=== WRITTEN TASK ===
Output all lines exactly, with nothing added or dropped.

•••

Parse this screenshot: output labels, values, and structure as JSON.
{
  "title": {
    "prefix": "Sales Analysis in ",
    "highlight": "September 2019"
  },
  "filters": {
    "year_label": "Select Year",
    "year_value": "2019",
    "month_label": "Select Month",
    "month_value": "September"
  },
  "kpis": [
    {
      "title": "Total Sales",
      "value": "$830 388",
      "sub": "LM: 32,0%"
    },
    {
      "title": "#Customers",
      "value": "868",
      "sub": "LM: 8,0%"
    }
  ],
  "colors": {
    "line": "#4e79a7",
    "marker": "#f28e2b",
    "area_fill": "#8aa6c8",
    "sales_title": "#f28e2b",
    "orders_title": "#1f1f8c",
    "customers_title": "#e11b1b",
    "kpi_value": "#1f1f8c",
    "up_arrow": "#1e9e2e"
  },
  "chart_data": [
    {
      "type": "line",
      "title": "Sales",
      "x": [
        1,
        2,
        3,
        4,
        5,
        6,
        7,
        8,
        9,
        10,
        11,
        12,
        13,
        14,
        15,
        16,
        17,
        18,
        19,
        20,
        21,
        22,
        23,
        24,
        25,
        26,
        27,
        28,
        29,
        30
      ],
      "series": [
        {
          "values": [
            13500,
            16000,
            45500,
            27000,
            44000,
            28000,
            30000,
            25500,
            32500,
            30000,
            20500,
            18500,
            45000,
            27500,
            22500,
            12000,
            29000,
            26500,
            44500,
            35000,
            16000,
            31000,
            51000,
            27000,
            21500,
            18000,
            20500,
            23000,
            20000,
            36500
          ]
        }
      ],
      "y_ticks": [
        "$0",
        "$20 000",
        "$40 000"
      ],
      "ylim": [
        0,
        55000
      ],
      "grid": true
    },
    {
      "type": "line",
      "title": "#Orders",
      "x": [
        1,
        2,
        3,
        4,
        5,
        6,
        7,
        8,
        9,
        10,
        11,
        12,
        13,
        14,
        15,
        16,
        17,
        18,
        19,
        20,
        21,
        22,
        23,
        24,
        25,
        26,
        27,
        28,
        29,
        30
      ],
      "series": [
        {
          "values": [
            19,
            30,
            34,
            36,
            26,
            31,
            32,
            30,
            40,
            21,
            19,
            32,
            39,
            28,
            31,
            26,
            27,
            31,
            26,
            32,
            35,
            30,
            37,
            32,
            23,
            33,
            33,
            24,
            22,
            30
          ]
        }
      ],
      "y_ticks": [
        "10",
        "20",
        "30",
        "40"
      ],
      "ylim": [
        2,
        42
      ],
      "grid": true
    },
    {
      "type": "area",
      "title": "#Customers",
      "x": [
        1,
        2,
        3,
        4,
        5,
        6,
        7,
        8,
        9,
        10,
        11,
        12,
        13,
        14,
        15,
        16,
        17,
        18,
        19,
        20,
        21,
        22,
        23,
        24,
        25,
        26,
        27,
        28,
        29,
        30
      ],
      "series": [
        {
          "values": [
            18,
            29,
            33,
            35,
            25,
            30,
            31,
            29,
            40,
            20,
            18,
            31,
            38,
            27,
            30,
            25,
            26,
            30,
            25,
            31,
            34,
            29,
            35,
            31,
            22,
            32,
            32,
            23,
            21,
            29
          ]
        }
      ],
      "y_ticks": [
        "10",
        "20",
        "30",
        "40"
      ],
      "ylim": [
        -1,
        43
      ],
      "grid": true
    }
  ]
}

•••

=== TASK RESULT ===
Parse this screenshot: output labels, values, and structure as JSON.
{
  "title": {
    "prefix": "Sales Analysis in ",
    "highlight": "September 2019"
  },
  "filters": {
    "year_label": "Select Year",
    "year_value": "2019",
    "month_label": "Select Month",
    "month_value": "September"
  },
  "kpis": [
    {
      "title": "Total Sales",
      "value": "$830 388",
      "sub": "LM: 32,0%"
    },
    {
      "title": "#Customers",
      "value": "868",
      "sub": "LM: 8,0%"
    }
  ],
  "colors": {
    "line": "#4e79a7",
    "marker": "#f28e2b",
    "area_fill": "#8aa6c8",
    "sales_title": "#f28e2b",
    "orders_title": "#1f1f8c",
    "customers_title": "#e11b1b",
    "kpi_value": "#1f1f8c",
    "up_arrow": "#1e9e2e"
  },
  "chart_data": [
    {
      "type": "line",
      "title": "Sales",
      "x": [
        1,
        2,
        3,
        4,
        5,
        6,
        7,
        8,
        9,
        10,
        11,
        12,
        13,
        14,
        15,
        16,
        17,
        18,
        19,
        20,
        21,
        22,
        23,
        24,
        25,
        26,
        27,
        28,
        29,
        30
      ],
      "series": [
        {
          "values": [
            13500,
            16000,
            45500,
            27000,
            44000,
            28000,
            30000,
            25500,
            32500,
            30000,
            20500,
            18500,
            45000,
            27500,
            22500,
            12000,
            29000,
            26500,
            44500,
            35000,
            16000,
            31000,
            51000,
            27000,
            21500,
            18000,
            20500,
            23000,
            20000,
            36500
          ]
        }
      ],
      "y_ticks": [
        "$0",
        "$20 000",
        "$40 000"
      ],
      "ylim": [
        0,
        55000
      ],
      "grid": true
    },
    {
      "type": "line",
      "title": "#Orders",
      "x": [
        1,
        2,
        3,
        4,
        5,
        6,
        7,
        8,
        9,
        10,
        11,
        12,
        13,
        14,
        15,
        16,
        17,
        18,
        19,
        20,
        21,
        22,
        23,
        24,
        25,
        26,
        27,
        28,
        29,
        30
      ],
      "series": [
        {
          "values": [
            19,
            30,
            34,
            36,
            26,
            31,
            32,
            30,
            40,
            21,
            19,
            32,
            39,
            28,
            31,
            26,
            27,
            31,
            26,
            32,
            35,
            30,
            37,
            32,
            23,
            33,
            33,
            24,
            22,
            30
          ]
        }
      ],
      "y_ticks": [
        "10",
        "20",
        "30",
        "40"
      ],
      "ylim": [
        2,
        42
      ],
      "grid": true
    },
    {
      "type": "area",
      "title": "#Customers",
      "x": [
        1,
        2,
        3,
        4,
        5,
        6,
        7,
        8,
        9,
        10,
        11,
        12,
        13,
        14,
        15,
        16,
        17,
        18,
        19,
        20,
        21,
        22,
        23,
        24,
        25,
        26,
        27,
        28,
        29,
        30
      ],
      "series": [
        {
          "values": [
            18,
            29,
            33,
            35,
            25,
            30,
            31,
            29,
            40,
            20,
            18,
            31,
            38,
            27,
            30,
            25,
            26,
            30,
            25,
            31,
            34,
            29,
            35,
            31,
            22,
            32,
            32,
            23,
            21,
            29
          ]
        }
      ],
      "y_ticks": [
        "10",
        "20",
        "30",
        "40"
      ],
      "ylim": [
        -1,
        43
      ],
      "grid": true
    }
  ]
}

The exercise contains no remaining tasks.